■ **What this task involves**
The records that follow are to be repeated exactly, with the pictures removed.

■ **Exercise data**
►

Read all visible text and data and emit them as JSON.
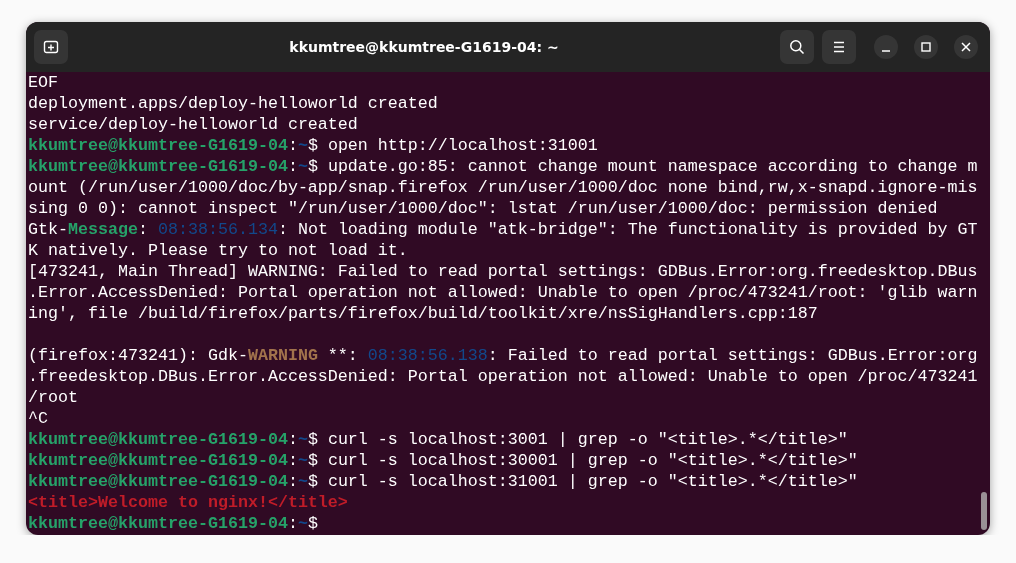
{
  "window": {
    "title": "kkumtree@kkumtree-G1619-04: ~"
  },
  "terminal": {
    "rows": [
      {
        "segments": [
          {
            "kind": "text",
            "text": "EOF"
          }
        ]
      },
      {
        "segments": [
          {
            "kind": "text",
            "text": "deployment.apps/deploy-helloworld created"
          }
        ]
      },
      {
        "segments": [
          {
            "kind": "text",
            "text": "service/deploy-helloworld created"
          }
        ]
      },
      {
        "segments": [
          {
            "kind": "user",
            "text": "kkumtree@kkumtree-G1619-04"
          },
          {
            "kind": "text",
            "text": ":"
          },
          {
            "kind": "path",
            "text": "~"
          },
          {
            "kind": "text",
            "text": "$ open http://localhost:31001"
          }
        ]
      },
      {
        "segments": [
          {
            "kind": "user",
            "text": "kkumtree@kkumtree-G1619-04"
          },
          {
            "kind": "text",
            "text": ":"
          },
          {
            "kind": "path",
            "text": "~"
          },
          {
            "kind": "text",
            "text": "$ update.go:85: cannot change mount namespace according to change m"
          }
        ]
      },
      {
        "segments": [
          {
            "kind": "text",
            "text": "ount (/run/user/1000/doc/by-app/snap.firefox /run/user/1000/doc none bind,rw,x-snapd.ignore-mis"
          }
        ]
      },
      {
        "segments": [
          {
            "kind": "text",
            "text": "sing 0 0): cannot inspect \"/run/user/1000/doc\": lstat /run/user/1000/doc: permission denied"
          }
        ]
      },
      {
        "segments": [
          {
            "kind": "text",
            "text": "Gtk-"
          },
          {
            "kind": "message",
            "text": "Message"
          },
          {
            "kind": "text",
            "text": ": "
          },
          {
            "kind": "timestamp",
            "text": "08:38:56.134"
          },
          {
            "kind": "text",
            "text": ": Not loading module \"atk-bridge\": The functionality is provided by GT"
          }
        ]
      },
      {
        "segments": [
          {
            "kind": "text",
            "text": "K natively. Please try to not load it."
          }
        ]
      },
      {
        "segments": [
          {
            "kind": "text",
            "text": "[473241, Main Thread] WARNING: Failed to read portal settings: GDBus.Error:org.freedesktop.DBus"
          }
        ]
      },
      {
        "segments": [
          {
            "kind": "text",
            "text": ".Error.AccessDenied: Portal operation not allowed: Unable to open /proc/473241/root: 'glib warn"
          }
        ]
      },
      {
        "segments": [
          {
            "kind": "text",
            "text": "ing', file /build/firefox/parts/firefox/build/toolkit/xre/nsSigHandlers.cpp:187"
          }
        ]
      },
      {
        "blank_line_before": true,
        "segments": [
          {
            "kind": "text",
            "text": "(firefox:473241): Gdk-"
          },
          {
            "kind": "warning",
            "text": "WARNING"
          },
          {
            "kind": "text",
            "text": " **: "
          },
          {
            "kind": "timestamp",
            "text": "08:38:56.138"
          },
          {
            "kind": "text",
            "text": ": Failed to read portal settings: GDBus.Error:org"
          }
        ]
      },
      {
        "segments": [
          {
            "kind": "text",
            "text": ".freedesktop.DBus.Error.AccessDenied: Portal operation not allowed: Unable to open /proc/473241"
          }
        ]
      },
      {
        "segments": [
          {
            "kind": "text",
            "text": "/root"
          }
        ]
      },
      {
        "segments": [
          {
            "kind": "text",
            "text": "^C"
          }
        ]
      },
      {
        "segments": [
          {
            "kind": "user",
            "text": "kkumtree@kkumtree-G1619-04"
          },
          {
            "kind": "text",
            "text": ":"
          },
          {
            "kind": "path",
            "text": "~"
          },
          {
            "kind": "text",
            "text": "$ curl -s localhost:3001 | grep -o \"<title>.*</title>\""
          }
        ]
      },
      {
        "segments": [
          {
            "kind": "user",
            "text": "kkumtree@kkumtree-G1619-04"
          },
          {
            "kind": "text",
            "text": ":"
          },
          {
            "kind": "path",
            "text": "~"
          },
          {
            "kind": "text",
            "text": "$ curl -s localhost:30001 | grep -o \"<title>.*</title>\""
          }
        ]
      },
      {
        "segments": [
          {
            "kind": "user",
            "text": "kkumtree@kkumtree-G1619-04"
          },
          {
            "kind": "text",
            "text": ":"
          },
          {
            "kind": "path",
            "text": "~"
          },
          {
            "kind": "text",
            "text": "$ curl -s localhost:31001 | grep -o \"<title>.*</title>\""
          }
        ]
      },
      {
        "segments": [
          {
            "kind": "match",
            "text": "<title>Welcome to nginx!</title>"
          }
        ]
      },
      {
        "segments": [
          {
            "kind": "user",
            "text": "kkumtree@kkumtree-G1619-04"
          },
          {
            "kind": "text",
            "text": ":"
          },
          {
            "kind": "path",
            "text": "~"
          },
          {
            "kind": "text",
            "text": "$"
          }
        ]
      }
    ]
  }
}
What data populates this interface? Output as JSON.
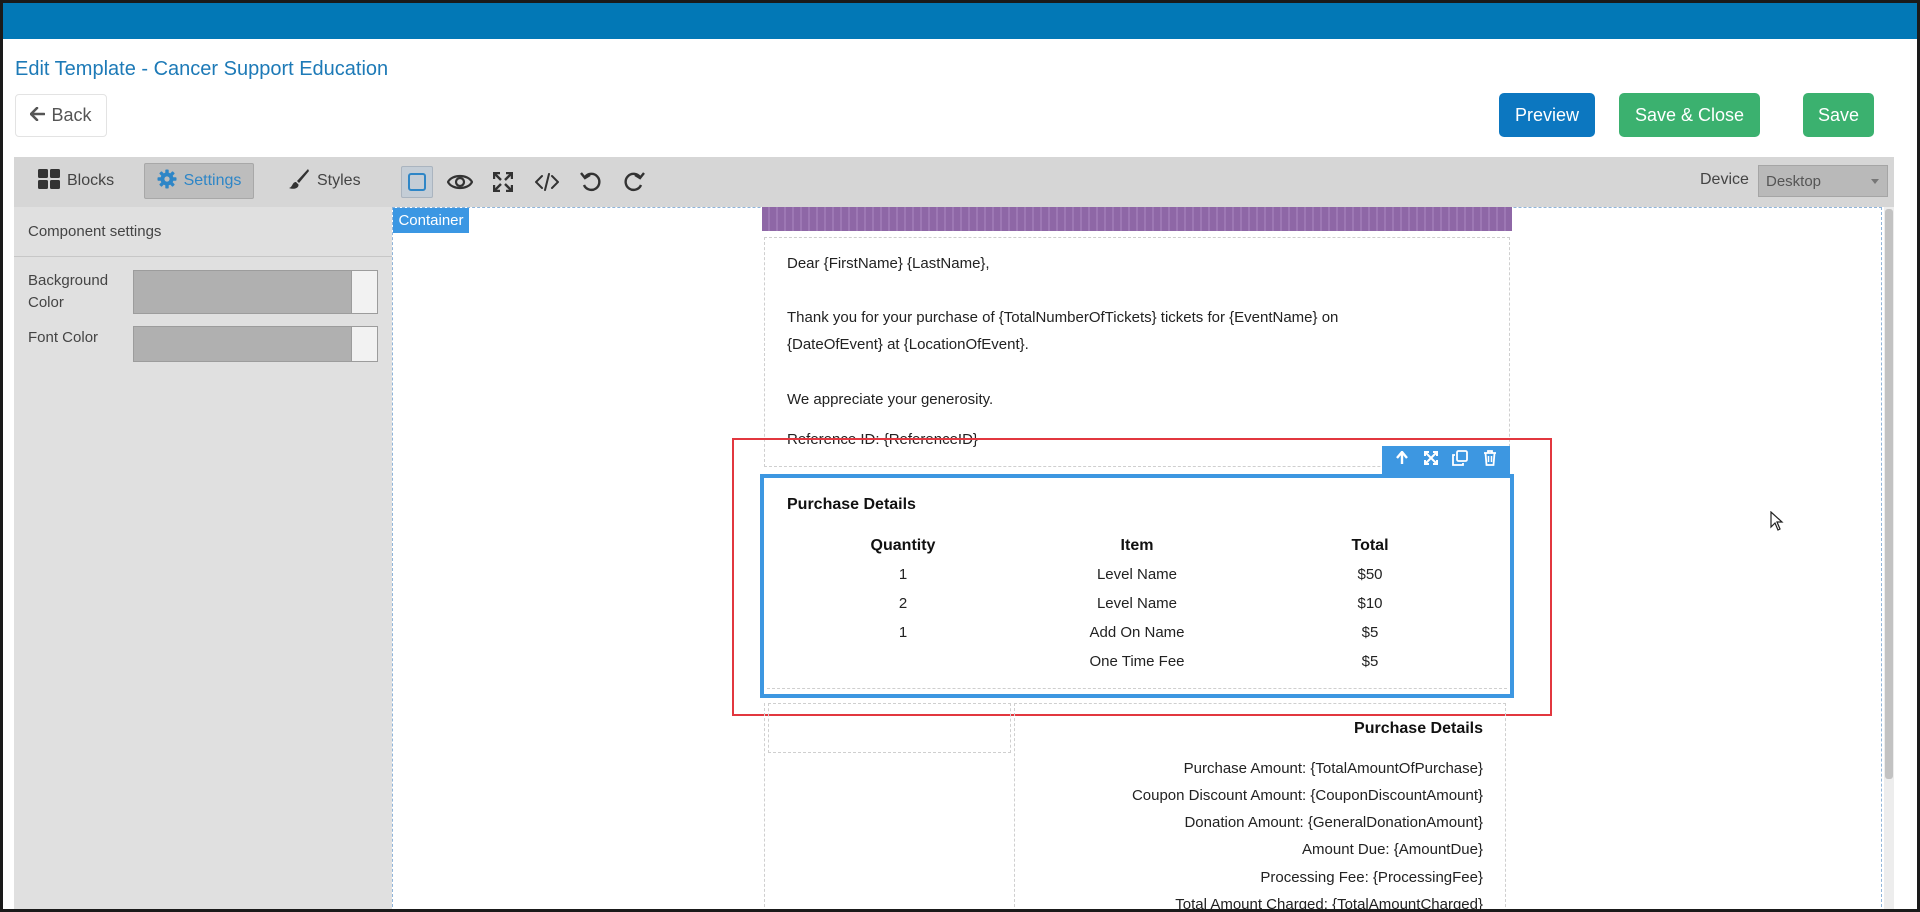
{
  "header": {
    "title": "Edit Template - Cancer Support Education",
    "back_label": "Back",
    "preview_label": "Preview",
    "save_close_label": "Save & Close",
    "save_label": "Save"
  },
  "colors": {
    "topbar": "#0278b6",
    "primary": "#0c77c0",
    "success": "#3bb16f",
    "selection_blue": "#3d97e1",
    "highlight_red": "#e2373f",
    "banner_purple": "#8e67a6"
  },
  "panel_tabs": {
    "blocks": "Blocks",
    "settings": "Settings",
    "styles": "Styles",
    "active": "settings"
  },
  "sidebar": {
    "section_title": "Component settings",
    "fields": [
      {
        "label_line1": "Background",
        "label_line2": "Color"
      },
      {
        "label_line1": "Font Color"
      }
    ]
  },
  "canvas_toolbar": {
    "icons": [
      "border-toggle-icon",
      "preview-eye-icon",
      "fullscreen-icon",
      "code-icon",
      "undo-icon",
      "redo-icon"
    ],
    "device_label": "Device",
    "device_value": "Desktop"
  },
  "canvas": {
    "container_badge": "Container"
  },
  "email": {
    "greeting": "Dear {FirstName} {LastName},",
    "thanks_line1": "Thank you for your purchase of {TotalNumberOfTickets} tickets for {EventName} on",
    "thanks_line2": "{DateOfEvent} at {LocationOfEvent}.",
    "appreciate": "We appreciate your generosity.",
    "reference": "Reference ID: {ReferenceID}"
  },
  "purchase_table": {
    "title": "Purchase Details",
    "headers": [
      "Quantity",
      "Item",
      "Total"
    ],
    "rows": [
      [
        "1",
        "Level Name",
        "$50"
      ],
      [
        "2",
        "Level Name",
        "$10"
      ],
      [
        "1",
        "Add On Name",
        "$5"
      ],
      [
        "",
        "One Time Fee",
        "$5"
      ]
    ]
  },
  "summary": {
    "title": "Purchase Details",
    "lines": [
      "Purchase Amount: {TotalAmountOfPurchase}",
      "Coupon Discount Amount: {CouponDiscountAmount}",
      "Donation Amount: {GeneralDonationAmount}",
      "Amount Due: {AmountDue}",
      "Processing Fee: {ProcessingFee}",
      "Total Amount Charged: {TotalAmountCharged}"
    ]
  }
}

◄

■ **Result**
Read all visible text and data and emit them as JSON.
{
  "window": {
    "title": "kkumtree@kkumtree-G1619-04: ~"
  },
  "terminal": {
    "rows": [
      {
        "segments": [
          {
            "kind": "text",
            "text": "EOF"
          }
        ]
      },
      {
        "segments": [
          {
            "kind": "text",
            "text": "deployment.apps/deploy-helloworld created"
          }
        ]
      },
      {
        "segments": [
          {
            "kind": "text",
            "text": "service/deploy-helloworld created"
          }
        ]
      },
      {
        "segments": [
          {
            "kind": "user",
            "text": "kkumtree@kkumtree-G1619-04"
          },
          {
            "kind": "text",
            "text": ":"
          },
          {
            "kind": "path",
            "text": "~"
          },
          {
            "kind": "text",
            "text": "$ open http://localhost:31001"
          }
        ]
      },
      {
        "segments": [
          {
            "kind": "user",
            "text": "kkumtree@kkumtree-G1619-04"
          },
          {
            "kind": "text",
            "text": ":"
          },
          {
            "kind": "path",
            "text": "~"
          },
          {
            "kind": "text",
            "text": "$ update.go:85: cannot change mount namespace according to change m"
          }
        ]
      },
      {
        "segments": [
          {
            "kind": "text",
            "text": "ount (/run/user/1000/doc/by-app/snap.firefox /run/user/1000/doc none bind,rw,x-snapd.ignore-mis"
          }
        ]
      },
      {
        "segments": [
          {
            "kind": "text",
            "text": "sing 0 0): cannot inspect \"/run/user/1000/doc\": lstat /run/user/1000/doc: permission denied"
          }
        ]
      },
      {
        "segments": [
          {
            "kind": "text",
            "text": "Gtk-"
          },
          {
            "kind": "message",
            "text": "Message"
          },
          {
            "kind": "text",
            "text": ": "
          },
          {
            "kind": "timestamp",
            "text": "08:38:56.134"
          },
          {
            "kind": "text",
            "text": ": Not loading module \"atk-bridge\": The functionality is provided by GT"
          }
        ]
      },
      {
        "segments": [
          {
            "kind": "text",
            "text": "K natively. Please try to not load it."
          }
        ]
      },
      {
        "segments": [
          {
            "kind": "text",
            "text": "[473241, Main Thread] WARNING: Failed to read portal settings: GDBus.Error:org.freedesktop.DBus"
          }
        ]
      },
      {
        "segments": [
          {
            "kind": "text",
            "text": ".Error.AccessDenied: Portal operation not allowed: Unable to open /proc/473241/root: 'glib warn"
          }
        ]
      },
      {
        "segments": [
          {
            "kind": "text",
            "text": "ing', file /build/firefox/parts/firefox/build/toolkit/xre/nsSigHandlers.cpp:187"
          }
        ]
      },
      {
        "blank_line_before": true,
        "segments": [
          {
            "kind": "text",
            "text": "(firefox:473241): Gdk-"
          },
          {
            "kind": "warning",
            "text": "WARNING"
          },
          {
            "kind": "text",
            "text": " **: "
          },
          {
            "kind": "timestamp",
            "text": "08:38:56.138"
          },
          {
            "kind": "text",
            "text": ": Failed to read portal settings: GDBus.Error:org"
          }
        ]
      },
      {
        "segments": [
          {
            "kind": "text",
            "text": ".freedesktop.DBus.Error.AccessDenied: Portal operation not allowed: Unable to open /proc/473241"
          }
        ]
      },
      {
        "segments": [
          {
            "kind": "text",
            "text": "/root"
          }
        ]
      },
      {
        "segments": [
          {
            "kind": "text",
            "text": "^C"
          }
        ]
      },
      {
        "segments": [
          {
            "kind": "user",
            "text": "kkumtree@kkumtree-G1619-04"
          },
          {
            "kind": "text",
            "text": ":"
          },
          {
            "kind": "path",
            "text": "~"
          },
          {
            "kind": "text",
            "text": "$ curl -s localhost:3001 | grep -o \"<title>.*</title>\""
          }
        ]
      },
      {
        "segments": [
          {
            "kind": "user",
            "text": "kkumtree@kkumtree-G1619-04"
          },
          {
            "kind": "text",
            "text": ":"
          },
          {
            "kind": "path",
            "text": "~"
          },
          {
            "kind": "text",
            "text": "$ curl -s localhost:30001 | grep -o \"<title>.*</title>\""
          }
        ]
      },
      {
        "segments": [
          {
            "kind": "user",
            "text": "kkumtree@kkumtree-G1619-04"
          },
          {
            "kind": "text",
            "text": ":"
          },
          {
            "kind": "path",
            "text": "~"
          },
          {
            "kind": "text",
            "text": "$ curl -s localhost:31001 | grep -o \"<title>.*</title>\""
          }
        ]
      },
      {
        "segments": [
          {
            "kind": "match",
            "text": "<title>Welcome to nginx!</title>"
          }
        ]
      },
      {
        "segments": [
          {
            "kind": "user",
            "text": "kkumtree@kkumtree-G1619-04"
          },
          {
            "kind": "text",
            "text": ":"
          },
          {
            "kind": "path",
            "text": "~"
          },
          {
            "kind": "text",
            "text": "$"
          }
        ]
      }
    ]
  }
}
What data populates this interface? Output as JSON.
{
  "header": {
    "title": "Edit Template - Cancer Support Education",
    "back_label": "Back",
    "preview_label": "Preview",
    "save_close_label": "Save & Close",
    "save_label": "Save"
  },
  "colors": {
    "topbar": "#0278b6",
    "primary": "#0c77c0",
    "success": "#3bb16f",
    "selection_blue": "#3d97e1",
    "highlight_red": "#e2373f",
    "banner_purple": "#8e67a6"
  },
  "panel_tabs": {
    "blocks": "Blocks",
    "settings": "Settings",
    "styles": "Styles",
    "active": "settings"
  },
  "sidebar": {
    "section_title": "Component settings",
    "fields": [
      {
        "label_line1": "Background",
        "label_line2": "Color"
      },
      {
        "label_line1": "Font Color"
      }
    ]
  },
  "canvas_toolbar": {
    "icons": [
      "border-toggle-icon",
      "preview-eye-icon",
      "fullscreen-icon",
      "code-icon",
      "undo-icon",
      "redo-icon"
    ],
    "device_label": "Device",
    "device_value": "Desktop"
  },
  "canvas": {
    "container_badge": "Container"
  },
  "email": {
    "greeting": "Dear {FirstName} {LastName},",
    "thanks_line1": "Thank you for your purchase of {TotalNumberOfTickets} tickets for {EventName} on",
    "thanks_line2": "{DateOfEvent} at {LocationOfEvent}.",
    "appreciate": "We appreciate your generosity.",
    "reference": "Reference ID: {ReferenceID}"
  },
  "purchase_table": {
    "title": "Purchase Details",
    "headers": [
      "Quantity",
      "Item",
      "Total"
    ],
    "rows": [
      [
        "1",
        "Level Name",
        "$50"
      ],
      [
        "2",
        "Level Name",
        "$10"
      ],
      [
        "1",
        "Add On Name",
        "$5"
      ],
      [
        "",
        "One Time Fee",
        "$5"
      ]
    ]
  },
  "summary": {
    "title": "Purchase Details",
    "lines": [
      "Purchase Amount: {TotalAmountOfPurchase}",
      "Coupon Discount Amount: {CouponDiscountAmount}",
      "Donation Amount: {GeneralDonationAmount}",
      "Amount Due: {AmountDue}",
      "Processing Fee: {ProcessingFee}",
      "Total Amount Charged: {TotalAmountCharged}"
    ]
  }
}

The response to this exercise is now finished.